• TEXT BLOCK:
Single by Meisa Kuroki

from the album Magazine
- Released: October 3, 2010
- Length: 4:07
- Label: Sony
- Songwriters: Kaoru Kami; June;
- Producer: June

Meisa Kuroki singles chronology
| "5 (Five)" (2010) | "LOL!" (2010) | "One More Drama" (2011) |

Alternative cover
- CD+DVD edition cover

= LOL! (Meisa Kuroki song) =

"LOL!" is a song by Japanese fashion model, actress and musician Meisa Kuroki, released as her third physical single in early October, 2010. The song, as of 2010, is her most popular single, outselling her other singles in terms of physical copies, and also being her only single to receive a digital download certification from RIAJ.

==Promotion==

The song was used in commercials for Kit Kats in Japan, in 2010. Kuroki set up an official Twitter account, https://twitter.com/Meisa_Kuroki, on September 7 in promotion for the single. Originally, Kuroki intended to only use the Twitter account for a month, until October 7, however is currently still using the service. She promoted the single with two handshake events on October 9 held on the same day, one in Shinjuku, Tokyo and one in Nishinomiya.

Kuroki appeared on TV shows Music Lovers, Music Japan and Sakigake! Ongaku Banzuke Eight in promotion of the event. She also appeared on radio shows on Tokyo FM, most notably Love Connection four times throughout October. Kuroki was featured in many magazines to promote the single, such as 25ans, Floor, Nikkei Magazine, Gyao Magazine, Ori Star, Sweet and WWD Japan.

• WORK INSTRUCTIONS:
**a)** Reproduce the passage of the article on Meisa Kuroki's single "LOL!" starting at "Meisa Kuroki singles" and ending at "certification from RIAJ.".
**b)** Extend the article on Meisa Kuroki's single "LOL!" with its next part, beginning right after its last sentence.

• DATASET EXTRACT:
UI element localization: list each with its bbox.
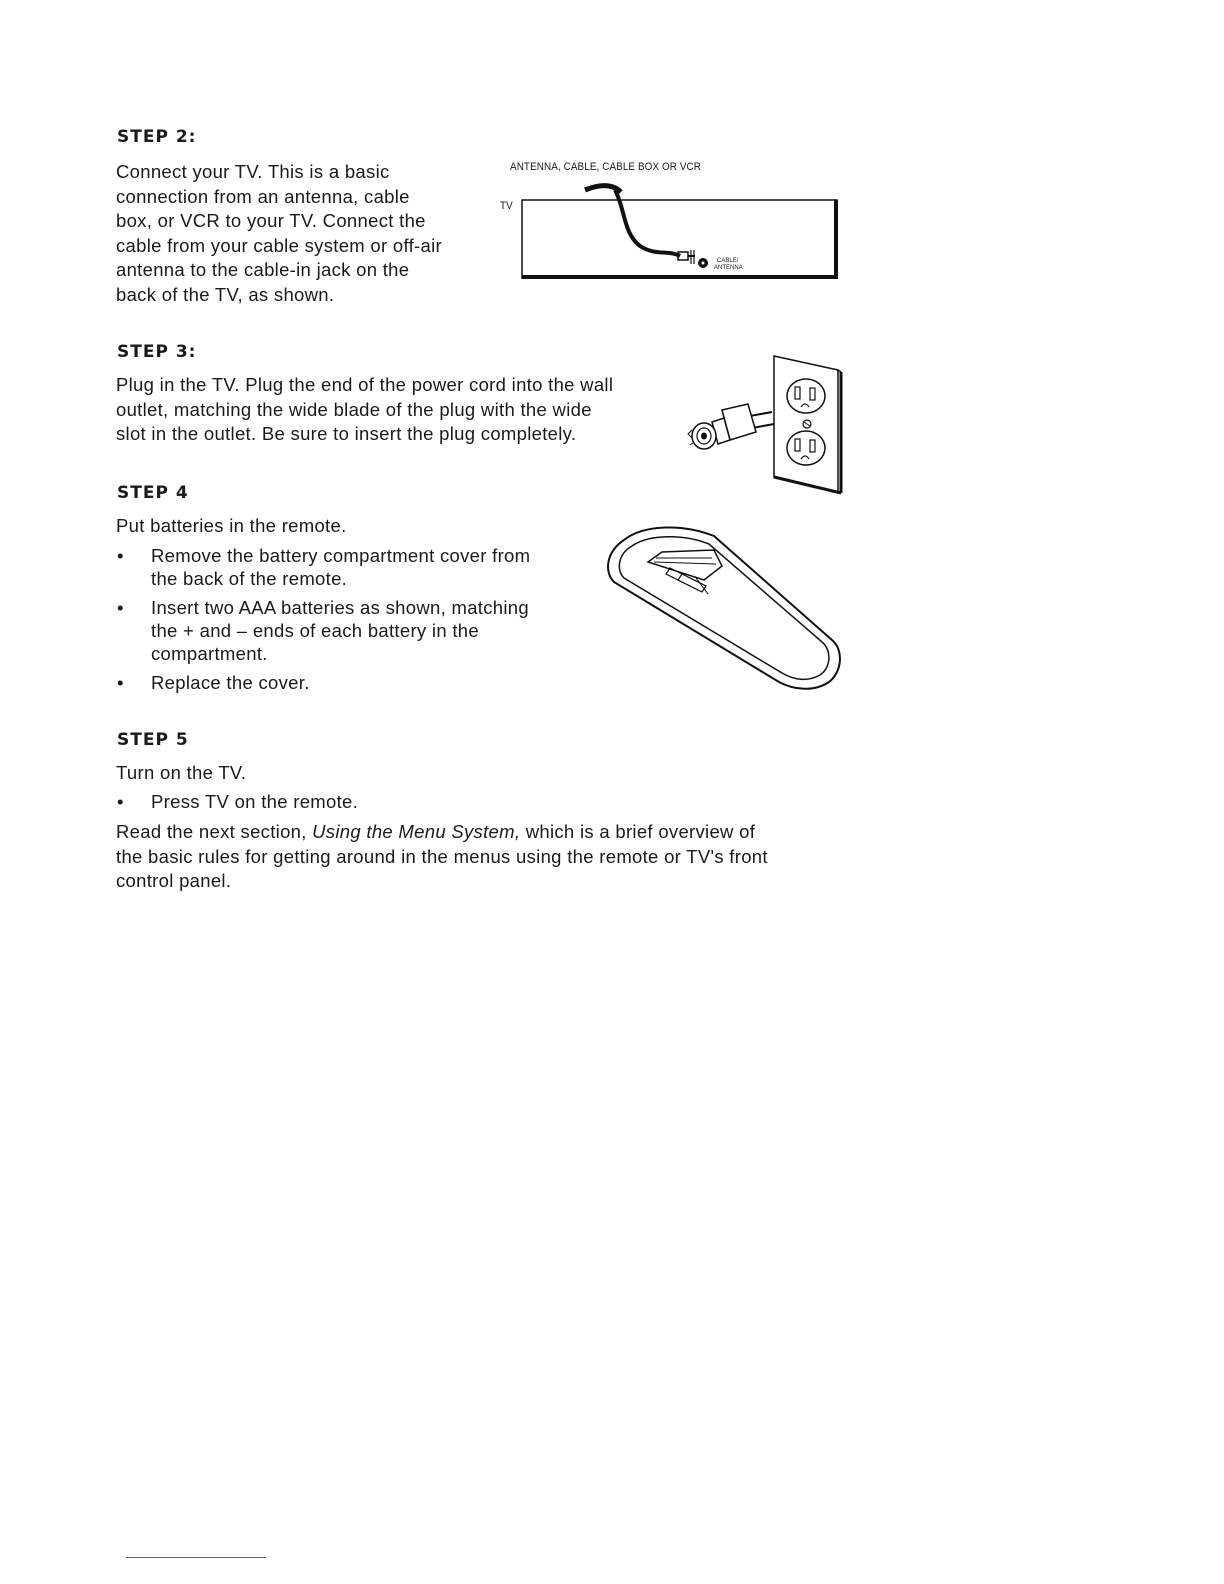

• RESULTS IN ORDER:
**a)**
Meisa Kuroki singles chronology
| "5 (Five)" (2010) | "LOL!" (2010) | "One More Drama" (2011) |

Alternative cover
- CD+DVD edition cover

= LOL! (Meisa Kuroki song) =

"LOL!" is a song by Japanese fashion model, actress and musician Meisa Kuroki, released as her third physical single in early October, 2010. The song, as of 2010, is her most popular single, outselling her other singles in terms of physical copies, and also being her only single to receive a digital download certification from RIAJ.

**b)**
== Music video ==

Meisa Kuroki in the music video

The music video was directed by Shigeaki Kubo. It was initially aired on the internet on September 11, for a limited period of 24 hours. The video features Kuroki in a summery room, reclined on the floor reading a magazine, along with several other girls. Interspersed with these scenes are Kuroki and two back-up dancers in a monochrome room, as well as scenes inside a red cluttered room, in which Kuroki stands in a bath-tub. Occasional 3D speech bubbles appear with the lyrics of the song around Kuroki, as well as other computer graphics.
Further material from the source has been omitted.